(Data entries)
START

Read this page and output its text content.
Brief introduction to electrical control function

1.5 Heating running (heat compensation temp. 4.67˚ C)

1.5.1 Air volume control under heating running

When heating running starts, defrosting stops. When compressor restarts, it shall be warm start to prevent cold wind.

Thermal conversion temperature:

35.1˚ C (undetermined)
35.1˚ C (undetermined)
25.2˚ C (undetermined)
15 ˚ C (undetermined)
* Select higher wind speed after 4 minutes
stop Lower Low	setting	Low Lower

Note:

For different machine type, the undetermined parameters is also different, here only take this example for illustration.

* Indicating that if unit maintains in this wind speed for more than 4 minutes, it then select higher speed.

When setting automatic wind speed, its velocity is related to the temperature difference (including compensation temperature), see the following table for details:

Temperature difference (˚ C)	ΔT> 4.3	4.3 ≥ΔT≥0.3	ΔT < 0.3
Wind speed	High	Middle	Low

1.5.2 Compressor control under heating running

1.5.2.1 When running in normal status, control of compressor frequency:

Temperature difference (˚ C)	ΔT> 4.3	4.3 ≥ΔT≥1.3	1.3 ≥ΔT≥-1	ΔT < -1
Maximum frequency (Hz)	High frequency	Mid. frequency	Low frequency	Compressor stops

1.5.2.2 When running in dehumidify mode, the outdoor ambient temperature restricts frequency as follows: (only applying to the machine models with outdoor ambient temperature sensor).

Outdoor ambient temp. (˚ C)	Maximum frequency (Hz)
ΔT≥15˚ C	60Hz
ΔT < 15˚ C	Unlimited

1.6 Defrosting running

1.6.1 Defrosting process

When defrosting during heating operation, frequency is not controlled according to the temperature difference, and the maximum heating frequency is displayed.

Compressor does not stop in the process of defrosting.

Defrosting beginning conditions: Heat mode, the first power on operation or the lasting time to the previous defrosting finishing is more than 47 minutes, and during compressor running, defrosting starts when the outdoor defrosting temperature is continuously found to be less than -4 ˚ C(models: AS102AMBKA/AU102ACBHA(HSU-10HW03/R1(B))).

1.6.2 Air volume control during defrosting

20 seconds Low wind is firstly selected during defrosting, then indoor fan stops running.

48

END

(What needs to be done) Print the complete listing again, exactly as it stands.

(Final result)
Read this page and output its text content.
Brief introduction to electrical control function

1.5 Heating running (heat compensation temp. 4.67˚ C)

1.5.1 Air volume control under heating running

When heating running starts, defrosting stops. When compressor restarts, it shall be warm start to prevent cold wind.

Thermal conversion temperature:

35.1˚ C (undetermined)
35.1˚ C (undetermined)
25.2˚ C (undetermined)
15 ˚ C (undetermined)
* Select higher wind speed after 4 minutes
stop Lower Low	setting	Low Lower

Note:

For different machine type, the undetermined parameters is also different, here only take this example for illustration.

* Indicating that if unit maintains in this wind speed for more than 4 minutes, it then select higher speed.

When setting automatic wind speed, its velocity is related to the temperature difference (including compensation temperature), see the following table for details:

Temperature difference (˚ C)	ΔT> 4.3	4.3 ≥ΔT≥0.3	ΔT < 0.3
Wind speed	High	Middle	Low

1.5.2 Compressor control under heating running

1.5.2.1 When running in normal status, control of compressor frequency:

Temperature difference (˚ C)	ΔT> 4.3	4.3 ≥ΔT≥1.3	1.3 ≥ΔT≥-1	ΔT < -1
Maximum frequency (Hz)	High frequency	Mid. frequency	Low frequency	Compressor stops

1.5.2.2 When running in dehumidify mode, the outdoor ambient temperature restricts frequency as follows: (only applying to the machine models with outdoor ambient temperature sensor).

Outdoor ambient temp. (˚ C)	Maximum frequency (Hz)
ΔT≥15˚ C	60Hz
ΔT < 15˚ C	Unlimited

1.6 Defrosting running

1.6.1 Defrosting process

When defrosting during heating operation, frequency is not controlled according to the temperature difference, and the maximum heating frequency is displayed.

Compressor does not stop in the process of defrosting.

Defrosting beginning conditions: Heat mode, the first power on operation or the lasting time to the previous defrosting finishing is more than 47 minutes, and during compressor running, defrosting starts when the outdoor defrosting temperature is continuously found to be less than -4 ˚ C(models: AS102AMBKA/AU102ACBHA(HSU-10HW03/R1(B))).

1.6.2 Air volume control during defrosting

20 seconds Low wind is firstly selected during defrosting, then indoor fan stops running.

48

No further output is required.